• **Verilen Metin**
NEDEN KAPATMADILAR???
AKPnin kapatılmaması bizim için büyük bir sürpriz olmuştur.
Öyle ya 367 olayı ile türban konularında malum tavrı alan üyelerin adeta örtülü rejim değişikliği anlamına gelen dünkü karara imza atmış olmaları anlaşılır değildir.
Peki AKP neden mi kapatılmadı?
Bunun için bugünden itibaren çok şey yazılıp çizilecek.
Mesela bazı üyelerin demokratlığının ağır bastığı söylenecek.
Son tahlilde ülkenin kaosa girmesini istemedikleri yazılacak
Güneydoğuya dikkat çekilip üyelerin bölünme endişesi sebebiyle DTPye subap olan AKPye razı oldukları kaydedilecek.
ABdan ABDye küresel baskılara direnilemediği ifade edilecek.
Toplumsal gerilim ile kamplaşmaların istenmediği vurgulanacak.
Türkiyenin bekası ve imajı için AKPnin var olmasına razı oldukları söylenecek.

• **Kayıtlar**

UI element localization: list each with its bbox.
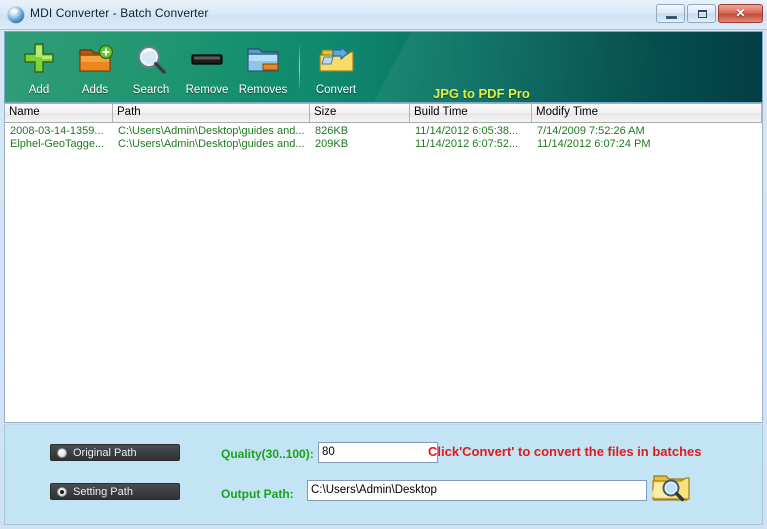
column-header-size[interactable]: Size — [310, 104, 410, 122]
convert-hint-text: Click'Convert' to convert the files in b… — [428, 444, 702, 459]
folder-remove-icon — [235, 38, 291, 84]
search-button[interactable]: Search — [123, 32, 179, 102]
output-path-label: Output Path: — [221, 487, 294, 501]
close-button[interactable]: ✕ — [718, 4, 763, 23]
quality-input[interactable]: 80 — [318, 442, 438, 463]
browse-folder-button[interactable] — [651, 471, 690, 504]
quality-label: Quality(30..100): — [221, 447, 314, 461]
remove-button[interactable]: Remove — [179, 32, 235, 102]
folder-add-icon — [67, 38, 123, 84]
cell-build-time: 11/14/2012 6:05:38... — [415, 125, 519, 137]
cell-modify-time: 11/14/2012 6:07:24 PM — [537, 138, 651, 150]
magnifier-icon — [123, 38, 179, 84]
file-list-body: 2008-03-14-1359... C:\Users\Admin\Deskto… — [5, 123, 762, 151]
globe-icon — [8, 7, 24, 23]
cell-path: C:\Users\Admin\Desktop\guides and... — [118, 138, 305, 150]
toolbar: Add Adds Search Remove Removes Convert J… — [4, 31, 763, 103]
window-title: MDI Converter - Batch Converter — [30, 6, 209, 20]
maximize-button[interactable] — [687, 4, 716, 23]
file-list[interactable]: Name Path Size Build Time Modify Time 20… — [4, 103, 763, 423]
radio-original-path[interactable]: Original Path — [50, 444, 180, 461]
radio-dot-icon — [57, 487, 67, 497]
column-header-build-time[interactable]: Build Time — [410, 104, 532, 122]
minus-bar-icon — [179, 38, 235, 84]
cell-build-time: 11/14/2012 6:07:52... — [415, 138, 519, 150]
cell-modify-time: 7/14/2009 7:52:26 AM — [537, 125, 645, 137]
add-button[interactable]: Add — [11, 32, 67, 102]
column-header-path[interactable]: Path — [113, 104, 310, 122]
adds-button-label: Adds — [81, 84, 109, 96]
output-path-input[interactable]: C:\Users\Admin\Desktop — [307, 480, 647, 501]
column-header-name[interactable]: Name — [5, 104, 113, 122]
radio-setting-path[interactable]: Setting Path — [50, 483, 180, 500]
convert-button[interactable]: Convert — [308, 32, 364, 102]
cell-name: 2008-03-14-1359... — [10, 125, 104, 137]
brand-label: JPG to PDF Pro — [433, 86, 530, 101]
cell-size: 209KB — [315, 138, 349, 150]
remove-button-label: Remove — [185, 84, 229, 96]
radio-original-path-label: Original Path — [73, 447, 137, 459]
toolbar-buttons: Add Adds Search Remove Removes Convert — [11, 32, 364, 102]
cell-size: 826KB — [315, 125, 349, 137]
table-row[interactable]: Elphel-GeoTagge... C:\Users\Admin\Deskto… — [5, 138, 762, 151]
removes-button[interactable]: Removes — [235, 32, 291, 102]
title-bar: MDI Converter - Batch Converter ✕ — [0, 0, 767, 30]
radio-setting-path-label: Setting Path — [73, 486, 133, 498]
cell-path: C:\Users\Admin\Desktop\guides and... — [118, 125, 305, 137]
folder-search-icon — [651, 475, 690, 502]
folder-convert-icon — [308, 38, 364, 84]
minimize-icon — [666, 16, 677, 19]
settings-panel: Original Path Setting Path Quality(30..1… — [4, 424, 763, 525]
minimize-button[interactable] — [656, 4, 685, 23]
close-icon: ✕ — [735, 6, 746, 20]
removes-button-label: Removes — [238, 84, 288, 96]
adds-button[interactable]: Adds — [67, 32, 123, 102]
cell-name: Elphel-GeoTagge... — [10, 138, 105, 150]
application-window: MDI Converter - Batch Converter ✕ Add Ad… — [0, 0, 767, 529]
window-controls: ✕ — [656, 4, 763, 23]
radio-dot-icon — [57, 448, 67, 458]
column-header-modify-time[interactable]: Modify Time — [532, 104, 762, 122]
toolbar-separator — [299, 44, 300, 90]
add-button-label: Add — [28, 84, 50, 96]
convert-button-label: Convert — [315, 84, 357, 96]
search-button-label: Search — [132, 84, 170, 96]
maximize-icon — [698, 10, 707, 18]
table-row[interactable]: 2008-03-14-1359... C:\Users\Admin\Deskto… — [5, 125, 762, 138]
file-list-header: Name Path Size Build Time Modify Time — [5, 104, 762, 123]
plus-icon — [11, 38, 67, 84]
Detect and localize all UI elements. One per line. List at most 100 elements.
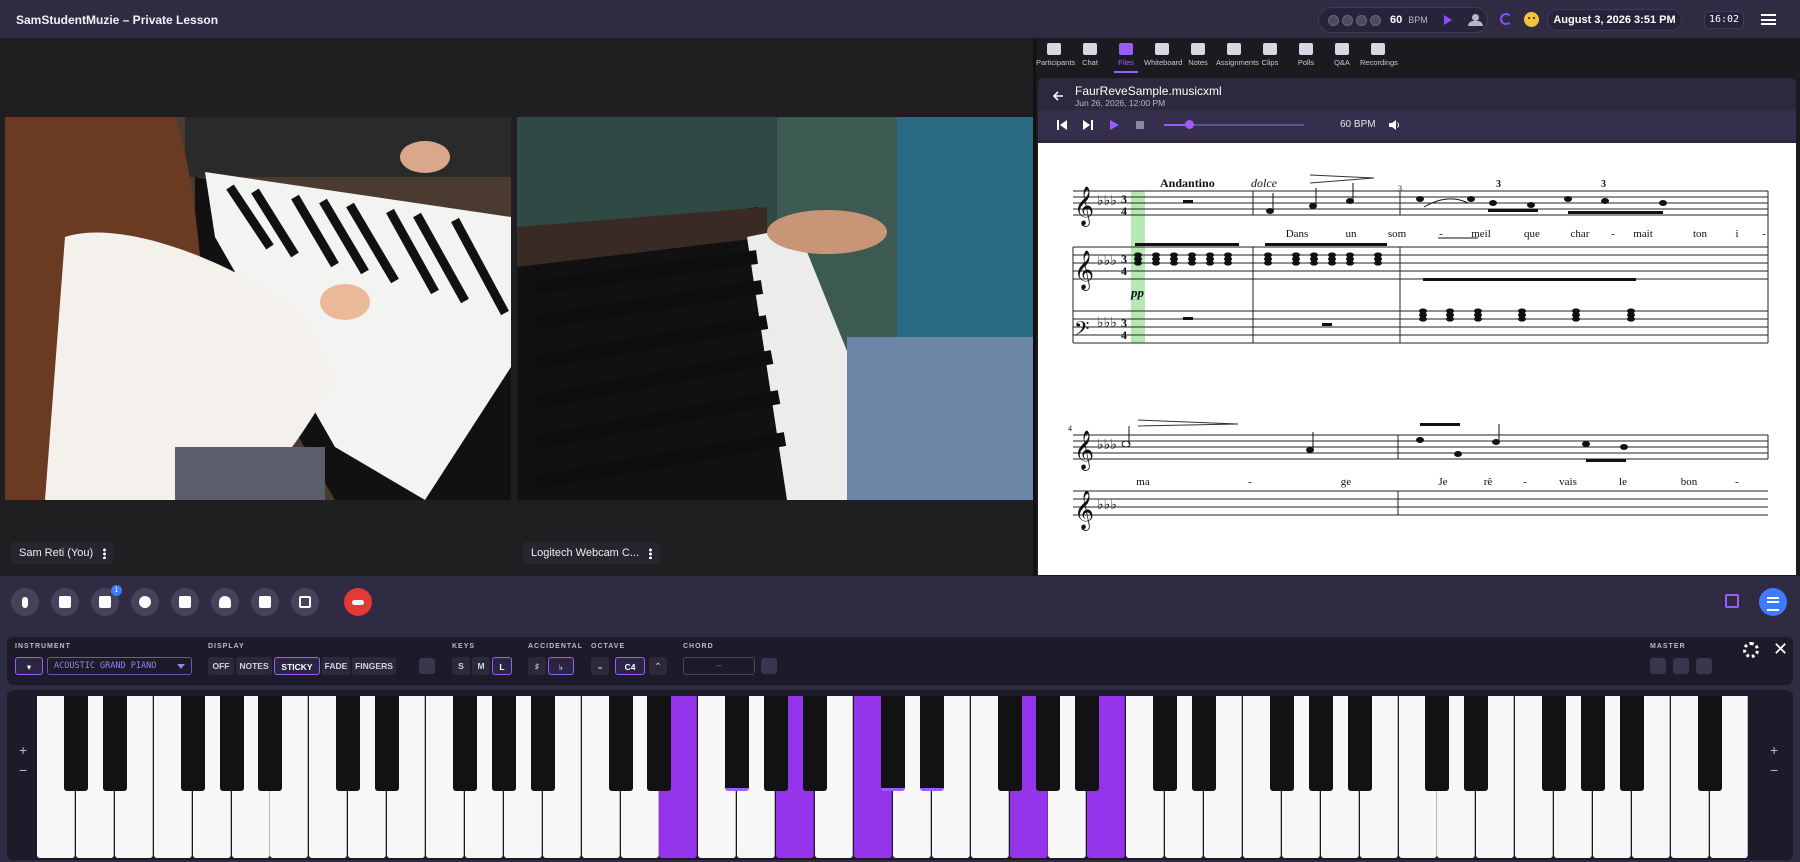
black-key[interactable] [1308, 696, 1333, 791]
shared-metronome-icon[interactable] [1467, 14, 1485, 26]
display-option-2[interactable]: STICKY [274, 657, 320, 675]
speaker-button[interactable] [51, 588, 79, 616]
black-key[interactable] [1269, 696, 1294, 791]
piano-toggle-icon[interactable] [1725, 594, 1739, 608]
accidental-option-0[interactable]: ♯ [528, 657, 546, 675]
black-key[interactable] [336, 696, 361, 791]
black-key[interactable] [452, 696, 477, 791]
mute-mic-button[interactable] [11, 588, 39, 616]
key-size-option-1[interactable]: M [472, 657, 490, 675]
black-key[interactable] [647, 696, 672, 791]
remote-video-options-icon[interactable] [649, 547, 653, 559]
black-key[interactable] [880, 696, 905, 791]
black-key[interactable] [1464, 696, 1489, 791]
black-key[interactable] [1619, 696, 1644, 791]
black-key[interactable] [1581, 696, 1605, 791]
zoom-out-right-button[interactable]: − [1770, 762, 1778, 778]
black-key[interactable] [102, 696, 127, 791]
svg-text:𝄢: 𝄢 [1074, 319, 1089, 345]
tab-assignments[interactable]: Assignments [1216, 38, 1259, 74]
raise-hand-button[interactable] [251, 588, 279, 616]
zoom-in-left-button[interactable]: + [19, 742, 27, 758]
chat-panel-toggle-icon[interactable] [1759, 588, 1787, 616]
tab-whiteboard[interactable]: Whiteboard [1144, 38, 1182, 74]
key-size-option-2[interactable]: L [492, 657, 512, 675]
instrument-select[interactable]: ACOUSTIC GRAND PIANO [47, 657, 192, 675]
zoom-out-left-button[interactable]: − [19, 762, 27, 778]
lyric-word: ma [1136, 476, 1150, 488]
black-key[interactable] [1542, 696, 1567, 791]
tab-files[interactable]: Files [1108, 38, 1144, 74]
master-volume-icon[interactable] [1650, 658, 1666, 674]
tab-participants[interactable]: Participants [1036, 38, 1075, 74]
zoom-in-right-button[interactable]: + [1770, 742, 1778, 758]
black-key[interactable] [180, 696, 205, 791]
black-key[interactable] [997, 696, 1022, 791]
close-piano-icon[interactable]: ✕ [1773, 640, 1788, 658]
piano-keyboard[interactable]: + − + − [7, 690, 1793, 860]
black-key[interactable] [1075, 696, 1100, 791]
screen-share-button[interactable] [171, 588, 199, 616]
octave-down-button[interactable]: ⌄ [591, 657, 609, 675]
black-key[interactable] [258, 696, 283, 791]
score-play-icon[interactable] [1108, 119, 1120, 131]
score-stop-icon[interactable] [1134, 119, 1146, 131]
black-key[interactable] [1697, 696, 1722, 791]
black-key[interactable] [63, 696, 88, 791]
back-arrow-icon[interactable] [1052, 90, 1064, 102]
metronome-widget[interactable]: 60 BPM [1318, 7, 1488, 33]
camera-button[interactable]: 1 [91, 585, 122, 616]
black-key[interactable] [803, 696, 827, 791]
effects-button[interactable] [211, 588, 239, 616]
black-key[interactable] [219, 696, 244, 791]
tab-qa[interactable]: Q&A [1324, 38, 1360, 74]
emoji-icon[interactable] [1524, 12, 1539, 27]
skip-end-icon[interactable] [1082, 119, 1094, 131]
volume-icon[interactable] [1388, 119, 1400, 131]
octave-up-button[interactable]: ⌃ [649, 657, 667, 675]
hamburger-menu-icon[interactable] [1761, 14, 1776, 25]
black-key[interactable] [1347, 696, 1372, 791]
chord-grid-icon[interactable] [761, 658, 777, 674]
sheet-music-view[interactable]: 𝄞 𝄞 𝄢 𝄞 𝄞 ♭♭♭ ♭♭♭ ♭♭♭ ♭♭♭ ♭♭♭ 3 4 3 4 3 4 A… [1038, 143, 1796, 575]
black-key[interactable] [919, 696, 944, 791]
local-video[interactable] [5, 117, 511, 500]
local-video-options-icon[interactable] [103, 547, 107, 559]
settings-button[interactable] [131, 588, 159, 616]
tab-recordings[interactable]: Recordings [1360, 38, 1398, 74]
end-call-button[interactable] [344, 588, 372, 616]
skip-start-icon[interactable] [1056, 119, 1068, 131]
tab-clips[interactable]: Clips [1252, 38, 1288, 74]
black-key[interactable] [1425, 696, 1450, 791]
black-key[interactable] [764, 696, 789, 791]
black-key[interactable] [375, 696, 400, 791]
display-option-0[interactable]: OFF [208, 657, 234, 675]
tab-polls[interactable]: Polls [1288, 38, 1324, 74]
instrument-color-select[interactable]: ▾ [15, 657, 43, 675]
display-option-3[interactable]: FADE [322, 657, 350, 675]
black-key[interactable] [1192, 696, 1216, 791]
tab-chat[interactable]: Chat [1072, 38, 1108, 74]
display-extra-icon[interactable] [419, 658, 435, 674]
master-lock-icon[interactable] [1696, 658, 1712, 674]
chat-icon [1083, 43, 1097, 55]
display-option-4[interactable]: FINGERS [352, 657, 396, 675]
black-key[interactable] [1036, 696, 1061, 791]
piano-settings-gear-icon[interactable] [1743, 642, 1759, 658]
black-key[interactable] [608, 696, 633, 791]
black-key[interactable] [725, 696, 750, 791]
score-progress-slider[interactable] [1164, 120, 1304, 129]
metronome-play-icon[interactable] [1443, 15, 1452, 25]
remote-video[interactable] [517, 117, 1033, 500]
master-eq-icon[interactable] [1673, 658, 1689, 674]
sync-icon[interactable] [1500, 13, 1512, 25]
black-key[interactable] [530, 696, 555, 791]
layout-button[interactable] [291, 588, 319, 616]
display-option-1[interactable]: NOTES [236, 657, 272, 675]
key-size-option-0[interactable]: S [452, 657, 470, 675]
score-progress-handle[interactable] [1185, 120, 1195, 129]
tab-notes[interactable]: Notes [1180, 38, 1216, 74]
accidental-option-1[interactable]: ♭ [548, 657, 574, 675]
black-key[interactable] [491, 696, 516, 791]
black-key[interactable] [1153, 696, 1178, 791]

• **Hedefler**
1. AKP'nin kapatılmaması üzerine yazılan metne göre şu ifadelerin her birinin doğru olup olmadığını evet ya da hayır ile belirtin ve kararı dayandırdığınız sözleri metinden birebir alıntılayın: (a) AKP'nin kapatılmaması yazar açısından sürpriz olmuştur. (b) Üyelerin ülkenin kaosa girmesini istediği yazılacaktır. (c) Üyelerin Türkiye'nin bekası ve imajı için AKP'nin var olmasına razı oldukları söylenecektir.
2. AKP'nin kapatılmaması üzerine yazılan metni son cümlesinden sonra sürdürün.
Kayıtlar başka bir kaynaktan alınmıştır.

• **Görev Yanıtları**
1.
(a) Evet: "AKPnin kapatılmaması bizim için büyük bir sürpriz olmuştur."
(b) Hayır: "Son tahlilde ülkenin kaosa girmesini istemedikleri yazılacak"
(c) Evet: "Türkiyenin bekası ve imajı için AKPnin var olmasına razı oldukları söylenecek."

2.
Keza bunlara ilaveten bazı çevrelerde de kapatılmasın yönünde oy verenler için çirkin iddilarda bulunulacak.
Belki rüşvet baskı ve şantaj iddiaları ortaya atılacak.
Ergenekon iddianamesi ile takas edildiği söylenecek.
ABD ve AB baskısına boyun eğildiği belirtilecek.
AKP yargı darbesi ile değil ekonomik kriz ile gitsin istendiği kaydedilecek.
AKPye son ikaz ve uyarının yapıldığı yazılacak.
Gelelim bizim hükmümüze?
Kim ne diyecekse desin artık geçmişler ola.
Tayyip Erdoğan artık ülkenin kayıtsız-şartsız tek hakimidir.
Bu hakimiyetin tesisinde Erdoğana verilen 27 Nisan muhtırası ile kapatılma davası müthiş bir rol oynamıştır.
Eğer bu iki teşebbüs olmasaydı Erdoğanın toplumdaki imajı ve havası doğal olarak zaten yerlerdeydi.
Tayyip bey ne zaman düşüşe geçti ise görünmez bir el devreye girmiş ve Erdoğanı kuyudan çıkarmıştır.
Türkiye ekonomide tartışmasız krizi yaşarken ve insanlar çıldırma noktasında bulunurken Tayyip Erdoğan açılan bu dava sayesinde imajını diri tutmuştur.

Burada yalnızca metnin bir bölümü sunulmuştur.